— Begin Data for this task —

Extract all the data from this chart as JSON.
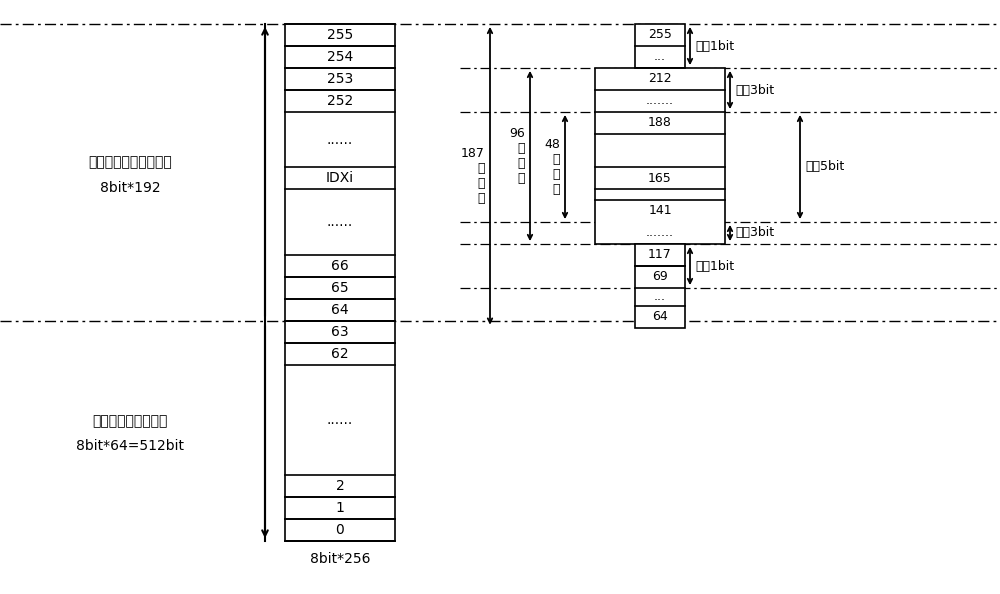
{
  "bg_color": "#ffffff",
  "fig_w": 10.0,
  "fig_h": 5.94,
  "left_label1_line1": "三维波形映射存储区：",
  "left_label1_line2": "8bit*192",
  "left_label2_line1": "用于位扩展存储区：",
  "left_label2_line2": "8bit*64=512bit",
  "bottom_label": "8bit*256",
  "main_rows_top_labels": [
    "255",
    "254",
    "253",
    "252",
    "......",
    "IDXi",
    "......",
    "66",
    "65",
    "64"
  ],
  "main_rows_bot_labels": [
    "63",
    "62",
    "......",
    "2",
    "1",
    "0"
  ],
  "rc_labels": [
    "255",
    "...",
    "212",
    ".......",
    "188",
    "165",
    "141",
    ".......",
    "117",
    "69",
    "...",
    "64"
  ],
  "expand_labels": [
    "扩展1bit",
    "扩展3bit",
    "扩展5bit",
    "扩展3bit",
    "扩展1bit"
  ],
  "dim_labels": [
    "187\n个\n单\n元",
    "96\n个\n单\n元",
    "48\n个\n单\n元"
  ]
}
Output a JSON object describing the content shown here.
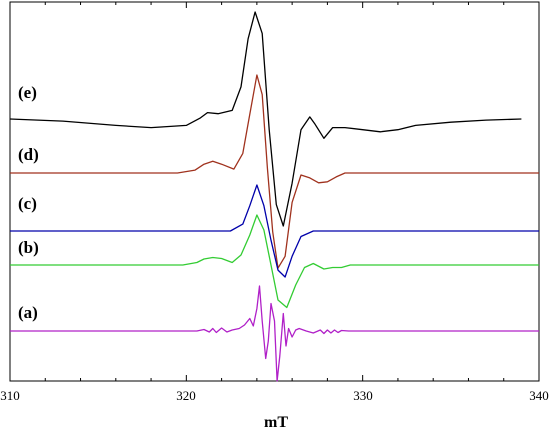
{
  "chart_data": {
    "type": "line",
    "title": "",
    "xlabel": "mT",
    "ylabel": "",
    "xlim": [
      310,
      340
    ],
    "x_ticks": [
      "310",
      "320",
      "330",
      "340"
    ],
    "grid": false,
    "legend": "none",
    "series": [
      {
        "label": "(e)",
        "color": "#000000",
        "x": [
          310,
          313,
          316,
          318,
          320,
          320.8,
          321.2,
          321.8,
          322.6,
          323.1,
          323.5,
          323.9,
          324.3,
          324.7,
          325.1,
          325.5,
          326,
          326.5,
          327,
          327.3,
          327.8,
          328.3,
          329,
          330,
          331,
          332,
          333,
          335,
          337,
          339
        ],
        "values": [
          0,
          -0.02,
          -0.06,
          -0.08,
          -0.06,
          0.01,
          0.06,
          0.05,
          0.08,
          0.3,
          0.75,
          1.0,
          0.8,
          -0.1,
          -0.8,
          -1.0,
          -0.6,
          -0.1,
          0.02,
          -0.05,
          -0.18,
          -0.08,
          -0.08,
          -0.1,
          -0.12,
          -0.1,
          -0.06,
          -0.03,
          -0.01,
          0
        ]
      },
      {
        "label": "(d)",
        "color": "#a0321e",
        "x": [
          310,
          319.5,
          320.5,
          321,
          321.5,
          322,
          322.7,
          323.2,
          323.6,
          324,
          324.3,
          324.6,
          324.9,
          325.2,
          325.6,
          326,
          326.5,
          327,
          327.5,
          328,
          328.5,
          329,
          340
        ],
        "values": [
          0,
          0,
          0.03,
          0.09,
          0.12,
          0.09,
          0.04,
          0.2,
          0.6,
          1.0,
          0.8,
          0.05,
          -0.6,
          -0.97,
          -0.85,
          -0.3,
          -0.02,
          -0.05,
          -0.1,
          -0.09,
          -0.04,
          0,
          0
        ]
      },
      {
        "label": "(c)",
        "color": "#0000aa",
        "x": [
          310,
          322.5,
          323.2,
          323.6,
          324,
          324.4,
          324.8,
          325.2,
          325.6,
          326,
          326.5,
          327.2,
          340
        ],
        "values": [
          0,
          0,
          0.15,
          0.55,
          1.0,
          0.55,
          -0.2,
          -0.85,
          -1.0,
          -0.55,
          -0.12,
          0,
          0
        ]
      },
      {
        "label": "(b)",
        "color": "#33cc33",
        "x": [
          310,
          319.8,
          320.6,
          321,
          321.5,
          322,
          322.6,
          323.1,
          323.6,
          324,
          324.4,
          324.8,
          325.2,
          325.7,
          326.2,
          326.7,
          327.2,
          327.8,
          328.3,
          328.8,
          329.3,
          340
        ],
        "values": [
          0,
          0,
          0.05,
          0.12,
          0.15,
          0.13,
          0.05,
          0.2,
          0.6,
          1.0,
          0.7,
          0.0,
          -0.7,
          -0.85,
          -0.4,
          -0.05,
          0.03,
          -0.08,
          -0.05,
          -0.05,
          0,
          0
        ]
      },
      {
        "label": "(a)",
        "color": "#b020c8",
        "x": [
          310,
          320.6,
          321,
          321.3,
          321.5,
          321.7,
          322,
          322.3,
          322.6,
          323,
          323.3,
          323.6,
          323.8,
          324,
          324.15,
          324.3,
          324.5,
          324.65,
          324.8,
          325,
          325.15,
          325.3,
          325.5,
          325.65,
          325.8,
          326,
          326.2,
          326.4,
          326.8,
          327.2,
          327.6,
          327.8,
          328,
          328.2,
          328.4,
          328.6,
          328.8,
          329.2,
          340
        ],
        "values": [
          0,
          0,
          0.03,
          -0.02,
          0.05,
          -0.03,
          0.06,
          -0.02,
          0.02,
          0.05,
          0.12,
          0.25,
          0.1,
          0.45,
          0.9,
          0.2,
          -0.55,
          -0.2,
          0.55,
          0.2,
          -1.0,
          -0.5,
          0.35,
          -0.3,
          0.05,
          -0.12,
          0.02,
          0.05,
          0.0,
          -0.04,
          0.02,
          -0.05,
          0.02,
          -0.04,
          0.02,
          -0.03,
          0.01,
          0,
          0
        ]
      }
    ]
  }
}
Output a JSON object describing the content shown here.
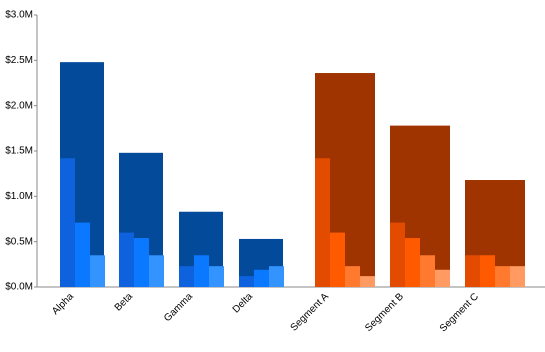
{
  "chart_data": {
    "type": "bar",
    "categories": [
      "Alpha",
      "Beta",
      "Gamma",
      "Delta",
      null,
      "Segment A",
      "Segment B",
      "Segment C"
    ],
    "series": [
      {
        "color": "#034a9b",
        "values": [
          2.48,
          1.48,
          0.83,
          0.53,
          null,
          null,
          null,
          null
        ]
      },
      {
        "color": "#a03400",
        "values": [
          null,
          null,
          null,
          null,
          null,
          2.36,
          1.78,
          1.18
        ]
      },
      {
        "color": "#0f62dd",
        "values": [
          1.42,
          0.6,
          0.23,
          0.12,
          null,
          null,
          null,
          null
        ]
      },
      {
        "color": "#0a78ff",
        "values": [
          0.71,
          0.54,
          0.35,
          0.19,
          null,
          null,
          null,
          null
        ]
      },
      {
        "color": "#3393ff",
        "values": [
          0.35,
          0.35,
          0.23,
          0.23,
          null,
          null,
          null,
          null
        ]
      },
      {
        "color": "#e34c00",
        "values": [
          null,
          null,
          null,
          null,
          null,
          1.42,
          0.71,
          0.35
        ]
      },
      {
        "color": "#ff5a00",
        "values": [
          null,
          null,
          null,
          null,
          null,
          0.6,
          0.54,
          0.35
        ]
      },
      {
        "color": "#ff7a2e",
        "values": [
          null,
          null,
          null,
          null,
          null,
          0.23,
          0.35,
          0.23
        ]
      },
      {
        "color": "#ff9a63",
        "values": [
          null,
          null,
          null,
          null,
          null,
          0.12,
          0.19,
          0.23
        ]
      }
    ],
    "ylim": [
      0,
      3.0
    ],
    "yticks": [
      {
        "value": 0,
        "label": "$0.0M"
      },
      {
        "value": 0.5,
        "label": "$0.5M"
      },
      {
        "value": 1.0,
        "label": "$1.0M"
      },
      {
        "value": 1.5,
        "label": "$1.5M"
      },
      {
        "value": 2.0,
        "label": "$2.0M"
      },
      {
        "value": 2.5,
        "label": "$2.5M"
      },
      {
        "value": 3.0,
        "label": "$3.0M"
      }
    ]
  }
}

— End Data for this task —

▸ **Objective**: Omitting all images, print the listing exactly.

▸ **Output for this task**:
Extract all the data from this chart as JSON.
{
  "bg_color": "#ffffff",
  "fig_w": 10.0,
  "fig_h": 5.94,
  "left_label1_line1": "三维波形映射存储区：",
  "left_label1_line2": "8bit*192",
  "left_label2_line1": "用于位扩展存储区：",
  "left_label2_line2": "8bit*64=512bit",
  "bottom_label": "8bit*256",
  "main_rows_top_labels": [
    "255",
    "254",
    "253",
    "252",
    "......",
    "IDXi",
    "......",
    "66",
    "65",
    "64"
  ],
  "main_rows_bot_labels": [
    "63",
    "62",
    "......",
    "2",
    "1",
    "0"
  ],
  "rc_labels": [
    "255",
    "...",
    "212",
    ".......",
    "188",
    "165",
    "141",
    ".......",
    "117",
    "69",
    "...",
    "64"
  ],
  "expand_labels": [
    "扩展1bit",
    "扩展3bit",
    "扩展5bit",
    "扩展3bit",
    "扩展1bit"
  ],
  "dim_labels": [
    "187\n个\n单\n元",
    "96\n个\n单\n元",
    "48\n个\n单\n元"
  ]
}
Output a JSON object describing the content shown here.
{
  "chart_data": {
    "type": "line",
    "title": "",
    "xlabel": "mT",
    "ylabel": "",
    "xlim": [
      310,
      340
    ],
    "x_ticks": [
      "310",
      "320",
      "330",
      "340"
    ],
    "grid": false,
    "legend": "none",
    "series": [
      {
        "label": "(e)",
        "color": "#000000",
        "x": [
          310,
          313,
          316,
          318,
          320,
          320.8,
          321.2,
          321.8,
          322.6,
          323.1,
          323.5,
          323.9,
          324.3,
          324.7,
          325.1,
          325.5,
          326,
          326.5,
          327,
          327.3,
          327.8,
          328.3,
          329,
          330,
          331,
          332,
          333,
          335,
          337,
          339
        ],
        "values": [
          0,
          -0.02,
          -0.06,
          -0.08,
          -0.06,
          0.01,
          0.06,
          0.05,
          0.08,
          0.3,
          0.75,
          1.0,
          0.8,
          -0.1,
          -0.8,
          -1.0,
          -0.6,
          -0.1,
          0.02,
          -0.05,
          -0.18,
          -0.08,
          -0.08,
          -0.1,
          -0.12,
          -0.1,
          -0.06,
          -0.03,
          -0.01,
          0
        ]
      },
      {
        "label": "(d)",
        "color": "#a0321e",
        "x": [
          310,
          319.5,
          320.5,
          321,
          321.5,
          322,
          322.7,
          323.2,
          323.6,
          324,
          324.3,
          324.6,
          324.9,
          325.2,
          325.6,
          326,
          326.5,
          327,
          327.5,
          328,
          328.5,
          329,
          340
        ],
        "values": [
          0,
          0,
          0.03,
          0.09,
          0.12,
          0.09,
          0.04,
          0.2,
          0.6,
          1.0,
          0.8,
          0.05,
          -0.6,
          -0.97,
          -0.85,
          -0.3,
          -0.02,
          -0.05,
          -0.1,
          -0.09,
          -0.04,
          0,
          0
        ]
      },
      {
        "label": "(c)",
        "color": "#0000aa",
        "x": [
          310,
          322.5,
          323.2,
          323.6,
          324,
          324.4,
          324.8,
          325.2,
          325.6,
          326,
          326.5,
          327.2,
          340
        ],
        "values": [
          0,
          0,
          0.15,
          0.55,
          1.0,
          0.55,
          -0.2,
          -0.85,
          -1.0,
          -0.55,
          -0.12,
          0,
          0
        ]
      },
      {
        "label": "(b)",
        "color": "#33cc33",
        "x": [
          310,
          319.8,
          320.6,
          321,
          321.5,
          322,
          322.6,
          323.1,
          323.6,
          324,
          324.4,
          324.8,
          325.2,
          325.7,
          326.2,
          326.7,
          327.2,
          327.8,
          328.3,
          328.8,
          329.3,
          340
        ],
        "values": [
          0,
          0,
          0.05,
          0.12,
          0.15,
          0.13,
          0.05,
          0.2,
          0.6,
          1.0,
          0.7,
          0.0,
          -0.7,
          -0.85,
          -0.4,
          -0.05,
          0.03,
          -0.08,
          -0.05,
          -0.05,
          0,
          0
        ]
      },
      {
        "label": "(a)",
        "color": "#b020c8",
        "x": [
          310,
          320.6,
          321,
          321.3,
          321.5,
          321.7,
          322,
          322.3,
          322.6,
          323,
          323.3,
          323.6,
          323.8,
          324,
          324.15,
          324.3,
          324.5,
          324.65,
          324.8,
          325,
          325.15,
          325.3,
          325.5,
          325.65,
          325.8,
          326,
          326.2,
          326.4,
          326.8,
          327.2,
          327.6,
          327.8,
          328,
          328.2,
          328.4,
          328.6,
          328.8,
          329.2,
          340
        ],
        "values": [
          0,
          0,
          0.03,
          -0.02,
          0.05,
          -0.03,
          0.06,
          -0.02,
          0.02,
          0.05,
          0.12,
          0.25,
          0.1,
          0.45,
          0.9,
          0.2,
          -0.55,
          -0.2,
          0.55,
          0.2,
          -1.0,
          -0.5,
          0.35,
          -0.3,
          0.05,
          -0.12,
          0.02,
          0.05,
          0.0,
          -0.04,
          0.02,
          -0.05,
          0.02,
          -0.04,
          0.02,
          -0.03,
          0.01,
          0,
          0
        ]
      }
    ]
  }
}
Output a JSON object describing the content shown here.
{
  "chart_data": {
    "type": "bar",
    "categories": [
      "Alpha",
      "Beta",
      "Gamma",
      "Delta",
      null,
      "Segment A",
      "Segment B",
      "Segment C"
    ],
    "series": [
      {
        "color": "#034a9b",
        "values": [
          2.48,
          1.48,
          0.83,
          0.53,
          null,
          null,
          null,
          null
        ]
      },
      {
        "color": "#a03400",
        "values": [
          null,
          null,
          null,
          null,
          null,
          2.36,
          1.78,
          1.18
        ]
      },
      {
        "color": "#0f62dd",
        "values": [
          1.42,
          0.6,
          0.23,
          0.12,
          null,
          null,
          null,
          null
        ]
      },
      {
        "color": "#0a78ff",
        "values": [
          0.71,
          0.54,
          0.35,
          0.19,
          null,
          null,
          null,
          null
        ]
      },
      {
        "color": "#3393ff",
        "values": [
          0.35,
          0.35,
          0.23,
          0.23,
          null,
          null,
          null,
          null
        ]
      },
      {
        "color": "#e34c00",
        "values": [
          null,
          null,
          null,
          null,
          null,
          1.42,
          0.71,
          0.35
        ]
      },
      {
        "color": "#ff5a00",
        "values": [
          null,
          null,
          null,
          null,
          null,
          0.6,
          0.54,
          0.35
        ]
      },
      {
        "color": "#ff7a2e",
        "values": [
          null,
          null,
          null,
          null,
          null,
          0.23,
          0.35,
          0.23
        ]
      },
      {
        "color": "#ff9a63",
        "values": [
          null,
          null,
          null,
          null,
          null,
          0.12,
          0.19,
          0.23
        ]
      }
    ],
    "ylim": [
      0,
      3.0
    ],
    "yticks": [
      {
        "value": 0,
        "label": "$0.0M"
      },
      {
        "value": 0.5,
        "label": "$0.5M"
      },
      {
        "value": 1.0,
        "label": "$1.0M"
      },
      {
        "value": 1.5,
        "label": "$1.5M"
      },
      {
        "value": 2.0,
        "label": "$2.0M"
      },
      {
        "value": 2.5,
        "label": "$2.5M"
      },
      {
        "value": 3.0,
        "label": "$3.0M"
      }
    ]
  }
}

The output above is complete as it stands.